◆ Task goal ◆
Find the lines below that contain the string "Constructor". Copy each one.

Data items
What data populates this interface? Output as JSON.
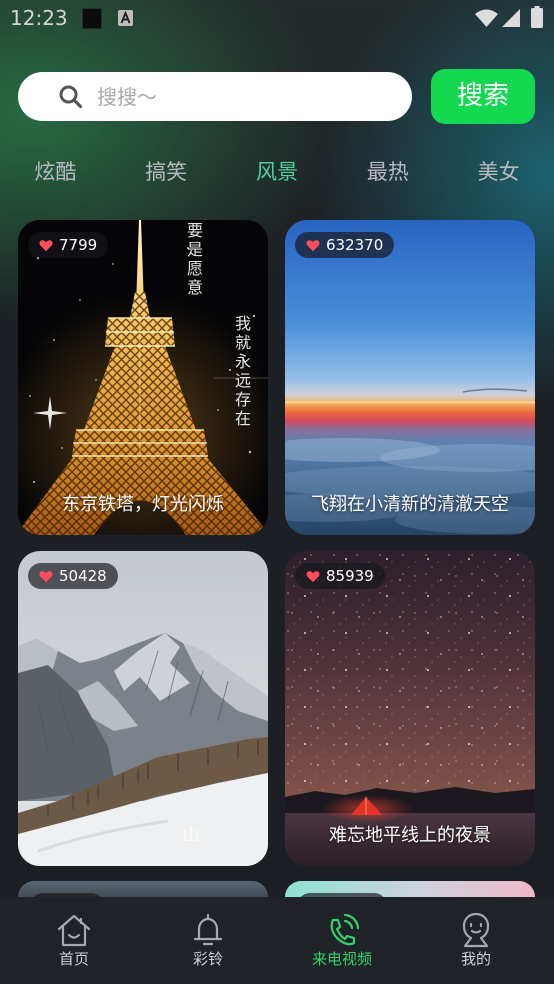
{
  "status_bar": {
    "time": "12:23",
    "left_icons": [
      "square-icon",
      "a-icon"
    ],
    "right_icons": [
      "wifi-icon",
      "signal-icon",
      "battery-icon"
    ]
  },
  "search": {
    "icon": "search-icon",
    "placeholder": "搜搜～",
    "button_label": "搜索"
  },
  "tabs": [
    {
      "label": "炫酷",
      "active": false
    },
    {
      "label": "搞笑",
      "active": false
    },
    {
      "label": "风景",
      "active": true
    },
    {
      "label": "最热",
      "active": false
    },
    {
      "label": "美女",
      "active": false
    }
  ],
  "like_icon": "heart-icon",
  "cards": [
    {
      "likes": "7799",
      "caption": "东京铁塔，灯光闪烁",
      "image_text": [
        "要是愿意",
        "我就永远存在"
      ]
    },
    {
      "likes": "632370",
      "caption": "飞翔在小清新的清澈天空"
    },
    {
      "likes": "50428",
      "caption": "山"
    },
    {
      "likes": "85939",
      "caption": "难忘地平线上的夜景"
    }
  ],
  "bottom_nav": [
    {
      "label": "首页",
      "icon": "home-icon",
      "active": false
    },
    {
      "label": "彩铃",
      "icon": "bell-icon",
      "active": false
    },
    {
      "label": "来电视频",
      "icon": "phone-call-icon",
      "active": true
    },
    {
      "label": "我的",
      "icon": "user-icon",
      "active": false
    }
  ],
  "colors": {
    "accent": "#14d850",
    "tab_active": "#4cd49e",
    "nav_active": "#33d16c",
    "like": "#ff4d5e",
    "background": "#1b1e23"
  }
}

...

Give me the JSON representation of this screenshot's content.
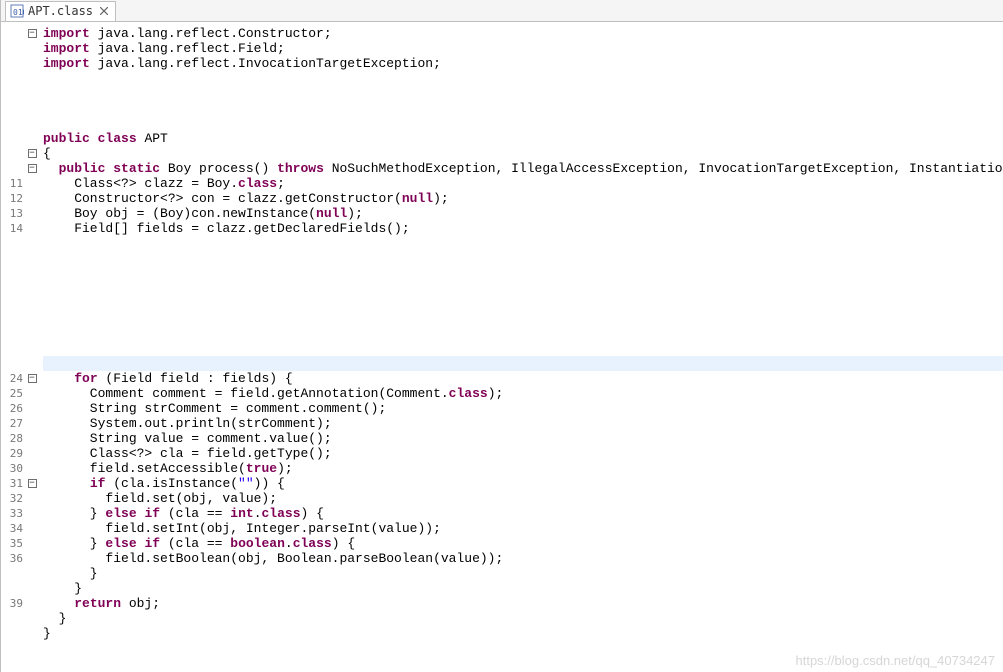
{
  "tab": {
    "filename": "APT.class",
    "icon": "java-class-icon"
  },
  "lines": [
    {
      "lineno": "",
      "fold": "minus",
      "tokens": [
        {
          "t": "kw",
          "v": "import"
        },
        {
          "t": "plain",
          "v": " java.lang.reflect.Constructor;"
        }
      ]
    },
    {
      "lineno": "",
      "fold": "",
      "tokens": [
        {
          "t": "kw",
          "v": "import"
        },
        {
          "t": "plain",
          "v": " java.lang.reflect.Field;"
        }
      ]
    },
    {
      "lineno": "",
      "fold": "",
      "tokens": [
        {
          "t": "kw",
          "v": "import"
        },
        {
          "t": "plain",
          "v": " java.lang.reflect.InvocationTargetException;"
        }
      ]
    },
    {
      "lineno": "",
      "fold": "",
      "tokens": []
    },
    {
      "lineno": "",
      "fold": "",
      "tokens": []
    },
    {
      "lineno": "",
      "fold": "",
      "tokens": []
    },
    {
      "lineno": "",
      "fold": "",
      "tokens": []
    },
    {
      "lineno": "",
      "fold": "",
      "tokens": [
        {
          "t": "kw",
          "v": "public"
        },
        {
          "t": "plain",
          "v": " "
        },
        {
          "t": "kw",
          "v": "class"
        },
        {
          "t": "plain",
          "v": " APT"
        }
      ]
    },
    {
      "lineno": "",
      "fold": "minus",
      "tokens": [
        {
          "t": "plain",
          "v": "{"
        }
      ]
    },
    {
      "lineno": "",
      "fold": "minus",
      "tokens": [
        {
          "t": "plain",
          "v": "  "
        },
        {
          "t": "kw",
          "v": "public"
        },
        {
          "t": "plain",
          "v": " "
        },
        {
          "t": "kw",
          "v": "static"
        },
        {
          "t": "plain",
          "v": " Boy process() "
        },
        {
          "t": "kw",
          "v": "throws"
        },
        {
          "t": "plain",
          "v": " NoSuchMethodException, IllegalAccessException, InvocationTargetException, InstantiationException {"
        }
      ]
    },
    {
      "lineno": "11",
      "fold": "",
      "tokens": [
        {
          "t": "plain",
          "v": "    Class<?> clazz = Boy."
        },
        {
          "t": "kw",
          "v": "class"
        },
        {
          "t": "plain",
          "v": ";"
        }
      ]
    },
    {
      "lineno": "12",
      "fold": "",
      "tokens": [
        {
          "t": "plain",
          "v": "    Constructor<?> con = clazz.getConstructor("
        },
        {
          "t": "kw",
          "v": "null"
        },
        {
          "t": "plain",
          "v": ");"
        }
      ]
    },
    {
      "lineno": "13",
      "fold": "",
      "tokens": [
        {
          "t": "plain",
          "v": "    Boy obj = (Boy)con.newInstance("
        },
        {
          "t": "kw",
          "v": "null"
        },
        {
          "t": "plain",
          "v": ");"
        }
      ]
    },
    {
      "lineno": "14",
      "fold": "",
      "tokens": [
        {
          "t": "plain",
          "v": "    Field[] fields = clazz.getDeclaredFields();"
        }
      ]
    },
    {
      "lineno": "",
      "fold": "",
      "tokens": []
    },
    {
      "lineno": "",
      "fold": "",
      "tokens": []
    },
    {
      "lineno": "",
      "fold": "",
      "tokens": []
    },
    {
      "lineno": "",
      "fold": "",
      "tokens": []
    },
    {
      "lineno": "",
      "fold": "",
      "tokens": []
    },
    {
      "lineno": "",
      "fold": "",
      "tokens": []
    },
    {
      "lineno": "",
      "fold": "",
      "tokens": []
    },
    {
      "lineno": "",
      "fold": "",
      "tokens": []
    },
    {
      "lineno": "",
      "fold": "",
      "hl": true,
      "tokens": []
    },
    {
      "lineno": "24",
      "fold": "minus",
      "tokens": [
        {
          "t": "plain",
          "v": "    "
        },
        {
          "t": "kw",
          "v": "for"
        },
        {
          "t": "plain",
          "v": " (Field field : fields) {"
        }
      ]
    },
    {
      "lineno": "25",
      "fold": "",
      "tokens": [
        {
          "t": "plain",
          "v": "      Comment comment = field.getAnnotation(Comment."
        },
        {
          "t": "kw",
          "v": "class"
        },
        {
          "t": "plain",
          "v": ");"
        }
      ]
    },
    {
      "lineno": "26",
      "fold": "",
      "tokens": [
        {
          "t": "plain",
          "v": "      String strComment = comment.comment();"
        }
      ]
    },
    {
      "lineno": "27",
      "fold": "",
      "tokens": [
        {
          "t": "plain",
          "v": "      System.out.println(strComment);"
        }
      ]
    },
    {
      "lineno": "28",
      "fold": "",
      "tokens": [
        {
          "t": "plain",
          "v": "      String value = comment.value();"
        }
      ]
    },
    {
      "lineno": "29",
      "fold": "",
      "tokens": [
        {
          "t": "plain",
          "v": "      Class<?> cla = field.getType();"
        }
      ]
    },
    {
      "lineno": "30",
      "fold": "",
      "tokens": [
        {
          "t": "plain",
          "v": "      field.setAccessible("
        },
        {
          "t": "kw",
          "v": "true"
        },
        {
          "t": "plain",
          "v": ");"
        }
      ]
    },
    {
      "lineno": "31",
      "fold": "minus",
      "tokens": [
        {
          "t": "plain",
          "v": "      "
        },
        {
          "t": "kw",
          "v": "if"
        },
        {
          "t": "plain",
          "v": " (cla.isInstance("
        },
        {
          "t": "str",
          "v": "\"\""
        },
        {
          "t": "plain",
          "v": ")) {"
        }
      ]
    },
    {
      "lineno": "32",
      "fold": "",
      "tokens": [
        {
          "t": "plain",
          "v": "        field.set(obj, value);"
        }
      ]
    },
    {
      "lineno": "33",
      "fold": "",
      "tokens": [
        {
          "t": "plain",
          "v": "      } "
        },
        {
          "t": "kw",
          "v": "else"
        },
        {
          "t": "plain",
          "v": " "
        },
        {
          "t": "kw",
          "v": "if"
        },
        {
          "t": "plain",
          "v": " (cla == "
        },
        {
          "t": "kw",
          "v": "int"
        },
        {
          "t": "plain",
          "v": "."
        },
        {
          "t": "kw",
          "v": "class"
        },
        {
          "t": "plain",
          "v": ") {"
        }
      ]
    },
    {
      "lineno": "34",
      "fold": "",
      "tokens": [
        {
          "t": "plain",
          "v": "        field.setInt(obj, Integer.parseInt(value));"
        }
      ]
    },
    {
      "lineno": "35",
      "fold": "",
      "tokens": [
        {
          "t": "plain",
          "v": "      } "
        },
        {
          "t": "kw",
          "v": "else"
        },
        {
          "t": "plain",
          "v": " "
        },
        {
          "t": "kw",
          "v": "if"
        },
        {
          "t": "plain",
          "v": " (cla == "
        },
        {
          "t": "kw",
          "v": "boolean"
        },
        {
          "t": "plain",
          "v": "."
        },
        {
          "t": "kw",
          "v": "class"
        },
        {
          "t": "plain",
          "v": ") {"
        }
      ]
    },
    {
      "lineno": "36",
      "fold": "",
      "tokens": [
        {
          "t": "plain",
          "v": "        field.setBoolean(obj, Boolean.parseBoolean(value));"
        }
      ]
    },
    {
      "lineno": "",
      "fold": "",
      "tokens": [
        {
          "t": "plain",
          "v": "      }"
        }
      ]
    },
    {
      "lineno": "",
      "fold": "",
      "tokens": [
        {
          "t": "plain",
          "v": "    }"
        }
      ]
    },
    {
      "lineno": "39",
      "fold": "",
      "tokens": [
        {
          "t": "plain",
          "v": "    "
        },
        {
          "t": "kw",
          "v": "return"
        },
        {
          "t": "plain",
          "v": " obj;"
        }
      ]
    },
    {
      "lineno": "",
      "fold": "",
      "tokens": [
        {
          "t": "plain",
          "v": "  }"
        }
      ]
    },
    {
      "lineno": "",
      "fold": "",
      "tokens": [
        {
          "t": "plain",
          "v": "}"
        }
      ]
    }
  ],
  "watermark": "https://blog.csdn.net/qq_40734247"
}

◆ Written response ◆
          "v": " java.lang.reflect.Constructor;"
          "v": "    Constructor<?> con = clazz.getConstructor("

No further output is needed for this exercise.